(Items from a dataset)

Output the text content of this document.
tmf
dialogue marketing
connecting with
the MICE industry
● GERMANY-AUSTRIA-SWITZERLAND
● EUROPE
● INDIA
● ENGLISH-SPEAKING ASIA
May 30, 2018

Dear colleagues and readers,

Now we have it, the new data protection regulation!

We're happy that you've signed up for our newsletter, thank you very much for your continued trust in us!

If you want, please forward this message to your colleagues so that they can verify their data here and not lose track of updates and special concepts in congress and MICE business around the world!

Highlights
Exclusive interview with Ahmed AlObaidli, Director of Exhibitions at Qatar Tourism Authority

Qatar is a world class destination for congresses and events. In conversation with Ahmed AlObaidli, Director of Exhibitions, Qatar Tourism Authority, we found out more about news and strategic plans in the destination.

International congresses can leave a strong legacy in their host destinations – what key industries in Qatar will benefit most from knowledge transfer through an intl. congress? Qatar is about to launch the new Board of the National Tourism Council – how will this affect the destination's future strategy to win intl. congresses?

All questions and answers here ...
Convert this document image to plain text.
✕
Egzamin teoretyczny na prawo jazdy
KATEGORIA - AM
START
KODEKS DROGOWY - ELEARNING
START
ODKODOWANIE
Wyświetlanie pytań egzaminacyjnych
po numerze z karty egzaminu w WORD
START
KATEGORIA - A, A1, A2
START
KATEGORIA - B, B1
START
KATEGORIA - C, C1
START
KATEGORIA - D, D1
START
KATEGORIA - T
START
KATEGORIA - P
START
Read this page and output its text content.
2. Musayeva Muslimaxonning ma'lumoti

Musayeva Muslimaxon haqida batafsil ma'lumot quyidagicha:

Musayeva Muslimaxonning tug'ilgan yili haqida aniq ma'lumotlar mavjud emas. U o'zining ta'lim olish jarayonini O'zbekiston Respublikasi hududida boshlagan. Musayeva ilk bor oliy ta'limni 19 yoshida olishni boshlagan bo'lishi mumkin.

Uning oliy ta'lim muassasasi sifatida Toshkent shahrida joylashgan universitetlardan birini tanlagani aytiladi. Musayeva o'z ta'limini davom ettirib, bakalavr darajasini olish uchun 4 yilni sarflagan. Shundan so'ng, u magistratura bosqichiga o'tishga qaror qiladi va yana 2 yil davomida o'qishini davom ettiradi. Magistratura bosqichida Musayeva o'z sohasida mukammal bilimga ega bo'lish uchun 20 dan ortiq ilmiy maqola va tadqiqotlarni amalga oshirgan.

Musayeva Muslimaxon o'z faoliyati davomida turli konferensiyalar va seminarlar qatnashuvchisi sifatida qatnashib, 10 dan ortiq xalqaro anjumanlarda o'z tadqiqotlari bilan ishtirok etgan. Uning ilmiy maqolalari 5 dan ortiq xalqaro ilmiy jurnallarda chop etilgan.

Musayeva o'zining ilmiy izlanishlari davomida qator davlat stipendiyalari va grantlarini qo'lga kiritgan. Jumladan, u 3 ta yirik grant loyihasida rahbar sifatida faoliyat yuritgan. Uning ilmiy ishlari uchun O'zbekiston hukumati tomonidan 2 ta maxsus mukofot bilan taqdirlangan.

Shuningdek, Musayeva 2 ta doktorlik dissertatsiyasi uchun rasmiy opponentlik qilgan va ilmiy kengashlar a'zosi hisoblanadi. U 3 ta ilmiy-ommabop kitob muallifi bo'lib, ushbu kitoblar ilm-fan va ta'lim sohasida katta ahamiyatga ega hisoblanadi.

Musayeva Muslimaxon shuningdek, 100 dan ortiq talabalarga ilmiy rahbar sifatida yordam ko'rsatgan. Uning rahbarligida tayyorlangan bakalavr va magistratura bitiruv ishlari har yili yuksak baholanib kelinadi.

**Your task**
Produce an exact copy of all the records.

**Exercise answer**
Output the text content of this document.
tmf
dialogue marketing
connecting with
the MICE industry
● GERMANY-AUSTRIA-SWITZERLAND
● EUROPE
● INDIA
● ENGLISH-SPEAKING ASIA
May 30, 2018

Dear colleagues and readers,

Now we have it, the new data protection regulation!

We're happy that you've signed up for our newsletter, thank you very much for your continued trust in us!

If you want, please forward this message to your colleagues so that they can verify their data here and not lose track of updates and special concepts in congress and MICE business around the world!

Highlights
Exclusive interview with Ahmed AlObaidli, Director of Exhibitions at Qatar Tourism Authority

Qatar is a world class destination for congresses and events. In conversation with Ahmed AlObaidli, Director of Exhibitions, Qatar Tourism Authority, we found out more about news and strategic plans in the destination.

International congresses can leave a strong legacy in their host destinations – what key industries in Qatar will benefit most from knowledge transfer through an intl. congress? Qatar is about to launch the new Board of the National Tourism Council – how will this affect the destination's future strategy to win intl. congresses?

All questions and answers here ...
Convert this document image to plain text.
✕
Egzamin teoretyczny na prawo jazdy
KATEGORIA - AM
START
KODEKS DROGOWY - ELEARNING
START
ODKODOWANIE
Wyświetlanie pytań egzaminacyjnych
po numerze z karty egzaminu w WORD
START
KATEGORIA - A, A1, A2
START
KATEGORIA - B, B1
START
KATEGORIA - C, C1
START
KATEGORIA - D, D1
START
KATEGORIA - T
START
KATEGORIA - P
START
Read this page and output its text content.
2. Musayeva Muslimaxonning ma'lumoti

Musayeva Muslimaxon haqida batafsil ma'lumot quyidagicha:

Musayeva Muslimaxonning tug'ilgan yili haqida aniq ma'lumotlar mavjud emas. U o'zining ta'lim olish jarayonini O'zbekiston Respublikasi hududida boshlagan. Musayeva ilk bor oliy ta'limni 19 yoshida olishni boshlagan bo'lishi mumkin.

Uning oliy ta'lim muassasasi sifatida Toshkent shahrida joylashgan universitetlardan birini tanlagani aytiladi. Musayeva o'z ta'limini davom ettirib, bakalavr darajasini olish uchun 4 yilni sarflagan. Shundan so'ng, u magistratura bosqichiga o'tishga qaror qiladi va yana 2 yil davomida o'qishini davom ettiradi. Magistratura bosqichida Musayeva o'z sohasida mukammal bilimga ega bo'lish uchun 20 dan ortiq ilmiy maqola va tadqiqotlarni amalga oshirgan.

Musayeva Muslimaxon o'z faoliyati davomida turli konferensiyalar va seminarlar qatnashuvchisi sifatida qatnashib, 10 dan ortiq xalqaro anjumanlarda o'z tadqiqotlari bilan ishtirok etgan. Uning ilmiy maqolalari 5 dan ortiq xalqaro ilmiy jurnallarda chop etilgan.

Musayeva o'zining ilmiy izlanishlari davomida qator davlat stipendiyalari va grantlarini qo'lga kiritgan. Jumladan, u 3 ta yirik grant loyihasida rahbar sifatida faoliyat yuritgan. Uning ilmiy ishlari uchun O'zbekiston hukumati tomonidan 2 ta maxsus mukofot bilan taqdirlangan.

Shuningdek, Musayeva 2 ta doktorlik dissertatsiyasi uchun rasmiy opponentlik qilgan va ilmiy kengashlar a'zosi hisoblanadi. U 3 ta ilmiy-ommabop kitob muallifi bo'lib, ushbu kitoblar ilm-fan va ta'lim sohasida katta ahamiyatga ega hisoblanadi.

Musayeva Muslimaxon shuningdek, 100 dan ortiq talabalarga ilmiy rahbar sifatida yordam ko'rsatgan. Uning rahbarligida tayyorlangan bakalavr va magistratura bitiruv ishlari har yili yuksak baholanib kelinadi.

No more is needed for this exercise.